● TAREFA
Pode reescrever o trecho do texto sobre as eleições nas redes sociais, começando em "Pelas lideranças de" e terminando em "Aécio Neves (PSDB).", trocando "cutucadas" por "alfinetadas"?

À medida que o 2º turno se acirra, os confrontos virtuais entre defensores do PT e PSDB ficam mais evidentes. Até piadinhas sobre a ‘desunião’ entre eleitores são reproduzidas nas redes sociais. Se em 2010, o uso do Facebook como bandeirada política era ainda novidade, nessas eleições, ele se fez. Entre tapas e beijos, engajados e militantes caem na batalha e já desfazem até amizades online.

Pelas lideranças de Jundiaí, o ‘fervo’ das redes em eleições não seria diferente e o embate se dá, ainda mais forte, por meio de perfis de políticos que ocupam cargos. As provocações nem sempre são ofensivas, mas cutucadas aparecem. Fora os próprios secretários ou vereadores engajados nas redes, militantes e simpatizantes de partidos estão munidos para a defesa de seus candidatos à presidência Dilma Rousseff (PT) e Aécio Neves (PSDB).

Assessor de relações institucionais da Câmara de Jundiaí, Liraucio Tarini Júnior, 43 anos, é filiado ao PT desde 2007 e carrega seu perfil no Facebook, única ferramenta que utiliza, com informações sobre Dilma (PT) o dia todo. “Sempre pesquiso as fontes e posto informações. Vejo exageros dos dois lados, inclusive do meu”, diz.

Nos embates que considera natural, Tarini, no entanto, não tolera ofensas e, por esse motivo, já desfez algumas amizades da plataforma neste ano. “Eu acho super importante o Facebook, entendo que é um campo aberto. Mas quando há ofensa pessoal, direta ou indireta, me desligo. As pessoas são nas redes o que são no cotidiano.”

● ITENS PARA REVISÃO

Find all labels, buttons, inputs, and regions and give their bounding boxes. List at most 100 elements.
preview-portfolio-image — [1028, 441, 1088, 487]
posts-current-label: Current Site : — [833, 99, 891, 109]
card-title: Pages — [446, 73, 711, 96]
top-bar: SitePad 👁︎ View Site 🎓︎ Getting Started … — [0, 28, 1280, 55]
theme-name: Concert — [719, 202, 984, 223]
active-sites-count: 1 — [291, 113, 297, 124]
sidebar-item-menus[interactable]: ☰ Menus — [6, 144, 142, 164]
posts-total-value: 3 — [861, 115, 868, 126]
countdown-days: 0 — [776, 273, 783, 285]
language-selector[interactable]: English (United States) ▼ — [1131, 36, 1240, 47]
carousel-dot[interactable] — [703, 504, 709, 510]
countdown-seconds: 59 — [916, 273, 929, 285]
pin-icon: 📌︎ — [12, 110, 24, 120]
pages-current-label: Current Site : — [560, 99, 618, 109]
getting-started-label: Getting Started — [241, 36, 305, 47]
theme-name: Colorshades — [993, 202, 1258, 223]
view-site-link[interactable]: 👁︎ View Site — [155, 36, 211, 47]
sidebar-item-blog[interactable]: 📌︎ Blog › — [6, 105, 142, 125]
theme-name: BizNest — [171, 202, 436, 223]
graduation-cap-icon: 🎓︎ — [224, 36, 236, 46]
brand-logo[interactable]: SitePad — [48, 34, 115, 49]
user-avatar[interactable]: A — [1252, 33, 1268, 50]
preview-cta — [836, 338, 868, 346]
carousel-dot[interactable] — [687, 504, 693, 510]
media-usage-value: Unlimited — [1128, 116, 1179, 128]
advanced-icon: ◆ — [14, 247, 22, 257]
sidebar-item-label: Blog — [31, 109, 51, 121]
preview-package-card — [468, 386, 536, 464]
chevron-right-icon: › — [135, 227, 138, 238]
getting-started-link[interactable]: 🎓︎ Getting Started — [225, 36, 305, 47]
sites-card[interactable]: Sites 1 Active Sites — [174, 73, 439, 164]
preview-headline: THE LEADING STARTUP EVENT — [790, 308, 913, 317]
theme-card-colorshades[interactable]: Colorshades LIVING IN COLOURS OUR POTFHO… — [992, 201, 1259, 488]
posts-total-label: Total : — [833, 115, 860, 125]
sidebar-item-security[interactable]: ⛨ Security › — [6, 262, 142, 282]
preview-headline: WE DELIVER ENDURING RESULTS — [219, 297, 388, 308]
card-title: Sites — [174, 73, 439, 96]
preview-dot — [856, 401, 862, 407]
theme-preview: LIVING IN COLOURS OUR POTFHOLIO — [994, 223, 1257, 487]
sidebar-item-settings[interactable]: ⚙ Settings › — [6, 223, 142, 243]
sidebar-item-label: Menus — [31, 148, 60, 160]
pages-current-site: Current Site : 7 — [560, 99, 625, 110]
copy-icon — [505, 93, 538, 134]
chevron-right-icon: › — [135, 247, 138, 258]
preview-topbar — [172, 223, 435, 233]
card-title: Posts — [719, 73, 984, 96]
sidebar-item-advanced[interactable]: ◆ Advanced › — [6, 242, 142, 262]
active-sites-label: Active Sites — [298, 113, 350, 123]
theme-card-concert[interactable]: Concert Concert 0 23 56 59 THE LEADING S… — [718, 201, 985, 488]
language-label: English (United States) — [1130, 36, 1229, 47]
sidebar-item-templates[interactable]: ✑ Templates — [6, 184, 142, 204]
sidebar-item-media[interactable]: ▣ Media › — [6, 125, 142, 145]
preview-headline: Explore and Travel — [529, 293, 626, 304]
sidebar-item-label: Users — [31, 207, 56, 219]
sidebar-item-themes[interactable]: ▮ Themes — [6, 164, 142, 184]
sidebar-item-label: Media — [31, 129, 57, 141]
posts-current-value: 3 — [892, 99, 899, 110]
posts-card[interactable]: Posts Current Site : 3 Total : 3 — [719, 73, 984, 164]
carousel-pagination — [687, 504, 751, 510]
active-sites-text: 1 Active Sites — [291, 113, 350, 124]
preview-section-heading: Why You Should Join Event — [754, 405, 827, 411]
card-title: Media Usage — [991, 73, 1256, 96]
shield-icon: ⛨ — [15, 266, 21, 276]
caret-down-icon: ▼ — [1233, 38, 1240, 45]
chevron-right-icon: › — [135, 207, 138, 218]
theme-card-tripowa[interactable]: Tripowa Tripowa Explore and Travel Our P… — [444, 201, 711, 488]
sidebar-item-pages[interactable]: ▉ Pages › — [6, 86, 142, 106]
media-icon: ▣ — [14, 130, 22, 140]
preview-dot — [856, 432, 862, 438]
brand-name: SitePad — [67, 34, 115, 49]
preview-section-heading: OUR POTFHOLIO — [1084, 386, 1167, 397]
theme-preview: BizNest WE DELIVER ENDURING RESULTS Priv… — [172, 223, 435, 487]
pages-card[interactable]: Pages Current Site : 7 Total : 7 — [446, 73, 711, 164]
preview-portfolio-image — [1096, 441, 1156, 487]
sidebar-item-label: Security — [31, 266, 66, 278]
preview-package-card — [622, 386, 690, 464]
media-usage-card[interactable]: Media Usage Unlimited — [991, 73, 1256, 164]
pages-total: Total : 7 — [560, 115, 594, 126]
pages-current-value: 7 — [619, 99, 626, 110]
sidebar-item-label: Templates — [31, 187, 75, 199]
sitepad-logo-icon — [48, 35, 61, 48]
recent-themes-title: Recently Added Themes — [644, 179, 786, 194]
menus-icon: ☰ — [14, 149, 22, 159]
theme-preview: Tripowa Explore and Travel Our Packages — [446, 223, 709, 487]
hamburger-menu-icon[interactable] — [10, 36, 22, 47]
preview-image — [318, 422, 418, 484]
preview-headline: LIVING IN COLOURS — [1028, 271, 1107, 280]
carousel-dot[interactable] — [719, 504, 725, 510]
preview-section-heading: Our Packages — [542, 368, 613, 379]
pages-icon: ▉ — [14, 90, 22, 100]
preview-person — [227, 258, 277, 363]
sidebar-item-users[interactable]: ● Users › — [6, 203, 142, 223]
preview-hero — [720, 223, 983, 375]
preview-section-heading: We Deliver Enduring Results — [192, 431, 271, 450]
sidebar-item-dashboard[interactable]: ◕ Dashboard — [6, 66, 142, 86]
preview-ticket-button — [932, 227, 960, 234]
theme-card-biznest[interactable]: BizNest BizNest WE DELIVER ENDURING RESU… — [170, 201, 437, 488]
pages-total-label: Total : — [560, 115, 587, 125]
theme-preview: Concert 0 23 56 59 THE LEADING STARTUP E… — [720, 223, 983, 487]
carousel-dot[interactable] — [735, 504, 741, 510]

● RESPOSTA
Pelas lideranças de Jundiaí, o ‘fervo’ das redes em eleições não seria diferente e o embate se dá, ainda mais forte, por meio de perfis de políticos que ocupam cargos. As provocações nem sempre são ofensivas, mas alfinetadas aparecem. Fora os próprios secretários ou vereadores engajados nas redes, militantes e simpatizantes de partidos estão munidos para a defesa de seus candidatos à presidência Dilma Rousseff (PT) e Aécio Neves (PSDB).